■ OBJECTIVE ■
Locate the line that contains "Convert this screenshot", then copy it and all later lines of the data below exactly, through the last one.

====

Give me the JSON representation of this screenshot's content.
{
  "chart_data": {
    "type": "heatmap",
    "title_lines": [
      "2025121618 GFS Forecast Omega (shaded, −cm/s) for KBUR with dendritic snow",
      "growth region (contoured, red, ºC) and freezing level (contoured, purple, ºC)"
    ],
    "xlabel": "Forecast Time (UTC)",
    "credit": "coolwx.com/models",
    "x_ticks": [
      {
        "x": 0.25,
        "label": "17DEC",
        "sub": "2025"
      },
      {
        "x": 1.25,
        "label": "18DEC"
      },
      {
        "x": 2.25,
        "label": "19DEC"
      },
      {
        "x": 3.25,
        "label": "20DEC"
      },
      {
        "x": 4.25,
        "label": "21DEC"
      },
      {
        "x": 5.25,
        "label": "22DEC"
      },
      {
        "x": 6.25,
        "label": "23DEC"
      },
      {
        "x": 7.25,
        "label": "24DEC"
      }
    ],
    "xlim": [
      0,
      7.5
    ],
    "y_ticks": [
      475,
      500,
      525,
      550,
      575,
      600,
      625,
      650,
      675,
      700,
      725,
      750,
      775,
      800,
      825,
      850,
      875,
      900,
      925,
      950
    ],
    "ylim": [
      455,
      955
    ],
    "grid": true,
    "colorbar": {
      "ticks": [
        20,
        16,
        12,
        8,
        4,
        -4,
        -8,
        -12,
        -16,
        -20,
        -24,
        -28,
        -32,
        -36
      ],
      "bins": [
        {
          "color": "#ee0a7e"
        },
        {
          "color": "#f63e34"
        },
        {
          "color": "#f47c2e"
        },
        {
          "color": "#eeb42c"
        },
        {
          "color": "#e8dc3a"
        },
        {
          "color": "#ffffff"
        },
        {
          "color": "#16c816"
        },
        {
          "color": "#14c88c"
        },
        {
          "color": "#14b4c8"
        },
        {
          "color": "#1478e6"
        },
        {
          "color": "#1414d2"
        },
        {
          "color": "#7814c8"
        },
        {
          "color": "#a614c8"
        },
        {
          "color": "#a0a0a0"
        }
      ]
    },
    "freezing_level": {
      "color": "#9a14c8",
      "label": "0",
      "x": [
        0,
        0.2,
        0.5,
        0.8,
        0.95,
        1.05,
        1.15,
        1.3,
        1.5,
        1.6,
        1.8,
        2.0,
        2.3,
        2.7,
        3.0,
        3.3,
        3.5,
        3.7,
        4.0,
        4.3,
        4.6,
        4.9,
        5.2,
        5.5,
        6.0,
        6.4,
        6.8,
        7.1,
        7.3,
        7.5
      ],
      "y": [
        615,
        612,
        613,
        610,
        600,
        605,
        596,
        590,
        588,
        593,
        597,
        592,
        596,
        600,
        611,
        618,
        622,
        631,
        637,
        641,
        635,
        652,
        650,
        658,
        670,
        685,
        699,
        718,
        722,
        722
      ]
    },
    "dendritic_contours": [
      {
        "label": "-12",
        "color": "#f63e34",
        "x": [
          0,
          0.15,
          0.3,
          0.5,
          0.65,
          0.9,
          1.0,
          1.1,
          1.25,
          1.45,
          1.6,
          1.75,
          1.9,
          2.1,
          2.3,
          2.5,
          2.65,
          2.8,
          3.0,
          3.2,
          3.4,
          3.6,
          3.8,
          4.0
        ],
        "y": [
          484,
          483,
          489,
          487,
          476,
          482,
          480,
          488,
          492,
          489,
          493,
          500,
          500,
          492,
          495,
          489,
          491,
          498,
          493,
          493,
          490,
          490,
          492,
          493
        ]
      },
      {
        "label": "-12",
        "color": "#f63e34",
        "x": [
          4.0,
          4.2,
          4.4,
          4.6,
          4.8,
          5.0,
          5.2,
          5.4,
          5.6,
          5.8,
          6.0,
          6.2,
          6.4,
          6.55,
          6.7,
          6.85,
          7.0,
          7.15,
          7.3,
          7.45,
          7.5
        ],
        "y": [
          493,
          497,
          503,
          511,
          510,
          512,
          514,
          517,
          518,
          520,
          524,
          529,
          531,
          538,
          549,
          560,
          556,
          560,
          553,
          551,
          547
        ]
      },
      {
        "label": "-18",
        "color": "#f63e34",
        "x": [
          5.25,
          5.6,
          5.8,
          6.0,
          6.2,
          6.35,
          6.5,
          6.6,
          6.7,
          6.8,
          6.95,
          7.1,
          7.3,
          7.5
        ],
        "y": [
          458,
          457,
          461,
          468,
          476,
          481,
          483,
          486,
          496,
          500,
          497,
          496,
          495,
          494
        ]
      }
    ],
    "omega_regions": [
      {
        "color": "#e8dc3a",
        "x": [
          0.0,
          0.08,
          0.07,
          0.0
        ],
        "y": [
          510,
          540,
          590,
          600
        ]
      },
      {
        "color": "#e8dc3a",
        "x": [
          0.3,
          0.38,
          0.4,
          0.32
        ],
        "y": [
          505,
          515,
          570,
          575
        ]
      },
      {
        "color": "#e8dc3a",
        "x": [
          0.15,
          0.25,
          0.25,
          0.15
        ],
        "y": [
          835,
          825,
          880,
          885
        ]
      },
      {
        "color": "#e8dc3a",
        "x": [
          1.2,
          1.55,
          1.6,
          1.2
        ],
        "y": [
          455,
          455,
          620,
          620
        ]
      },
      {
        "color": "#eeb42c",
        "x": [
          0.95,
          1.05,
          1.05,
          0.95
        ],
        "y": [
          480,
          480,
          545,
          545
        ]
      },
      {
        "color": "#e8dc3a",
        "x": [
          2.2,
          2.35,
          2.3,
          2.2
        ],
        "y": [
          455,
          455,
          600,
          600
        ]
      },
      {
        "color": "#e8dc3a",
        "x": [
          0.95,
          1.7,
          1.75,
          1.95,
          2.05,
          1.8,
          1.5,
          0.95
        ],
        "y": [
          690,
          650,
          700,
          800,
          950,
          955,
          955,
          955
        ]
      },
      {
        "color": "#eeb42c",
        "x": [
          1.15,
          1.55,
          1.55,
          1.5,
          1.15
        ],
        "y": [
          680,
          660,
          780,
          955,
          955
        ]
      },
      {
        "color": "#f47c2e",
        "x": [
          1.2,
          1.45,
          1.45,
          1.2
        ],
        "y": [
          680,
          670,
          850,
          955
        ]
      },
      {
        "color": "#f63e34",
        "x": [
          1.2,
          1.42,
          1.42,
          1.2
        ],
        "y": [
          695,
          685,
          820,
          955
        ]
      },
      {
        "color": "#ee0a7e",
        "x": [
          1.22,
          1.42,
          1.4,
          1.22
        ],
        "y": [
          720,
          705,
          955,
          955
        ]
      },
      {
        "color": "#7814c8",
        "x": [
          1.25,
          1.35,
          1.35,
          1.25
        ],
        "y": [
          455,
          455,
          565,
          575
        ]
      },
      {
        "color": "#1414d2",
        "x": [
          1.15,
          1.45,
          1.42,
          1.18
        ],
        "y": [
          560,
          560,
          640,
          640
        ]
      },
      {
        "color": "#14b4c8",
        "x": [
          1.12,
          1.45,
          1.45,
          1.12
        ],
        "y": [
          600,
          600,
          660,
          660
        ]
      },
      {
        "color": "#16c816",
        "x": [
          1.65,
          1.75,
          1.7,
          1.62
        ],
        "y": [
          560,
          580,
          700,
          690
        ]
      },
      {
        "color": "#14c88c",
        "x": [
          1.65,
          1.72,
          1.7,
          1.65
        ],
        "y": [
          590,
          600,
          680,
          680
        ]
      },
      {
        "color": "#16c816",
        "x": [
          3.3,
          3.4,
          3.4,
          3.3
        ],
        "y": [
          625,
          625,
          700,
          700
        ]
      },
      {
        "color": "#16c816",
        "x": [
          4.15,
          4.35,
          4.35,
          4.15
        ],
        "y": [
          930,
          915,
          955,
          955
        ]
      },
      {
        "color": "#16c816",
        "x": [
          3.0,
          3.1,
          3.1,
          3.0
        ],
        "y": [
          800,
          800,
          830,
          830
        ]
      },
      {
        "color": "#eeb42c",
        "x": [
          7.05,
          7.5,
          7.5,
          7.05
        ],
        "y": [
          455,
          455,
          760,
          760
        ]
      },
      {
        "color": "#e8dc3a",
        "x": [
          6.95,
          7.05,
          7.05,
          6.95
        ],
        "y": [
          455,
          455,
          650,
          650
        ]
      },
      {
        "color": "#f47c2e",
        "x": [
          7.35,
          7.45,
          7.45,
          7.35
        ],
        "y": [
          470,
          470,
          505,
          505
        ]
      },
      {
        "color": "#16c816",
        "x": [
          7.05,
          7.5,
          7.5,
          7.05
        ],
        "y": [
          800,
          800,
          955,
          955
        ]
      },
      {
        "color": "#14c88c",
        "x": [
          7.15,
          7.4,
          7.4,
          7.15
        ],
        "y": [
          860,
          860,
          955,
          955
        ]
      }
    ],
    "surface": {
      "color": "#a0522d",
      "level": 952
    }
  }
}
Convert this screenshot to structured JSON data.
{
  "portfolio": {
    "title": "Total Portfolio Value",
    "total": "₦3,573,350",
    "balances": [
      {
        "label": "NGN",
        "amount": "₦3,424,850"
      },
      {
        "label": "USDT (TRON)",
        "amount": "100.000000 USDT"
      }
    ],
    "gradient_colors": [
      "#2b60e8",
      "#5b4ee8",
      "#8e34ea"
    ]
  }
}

====

■ FINAL ANSWER ■
Convert this screenshot to structured JSON data.
{
  "portfolio": {
    "title": "Total Portfolio Value",
    "total": "₦3,573,350",
    "balances": [
      {
        "label": "NGN",
        "amount": "₦3,424,850"
      },
      {
        "label": "USDT (TRON)",
        "amount": "100.000000 USDT"
      }
    ],
    "gradient_colors": [
      "#2b60e8",
      "#5b4ee8",
      "#8e34ea"
    ]
  }
}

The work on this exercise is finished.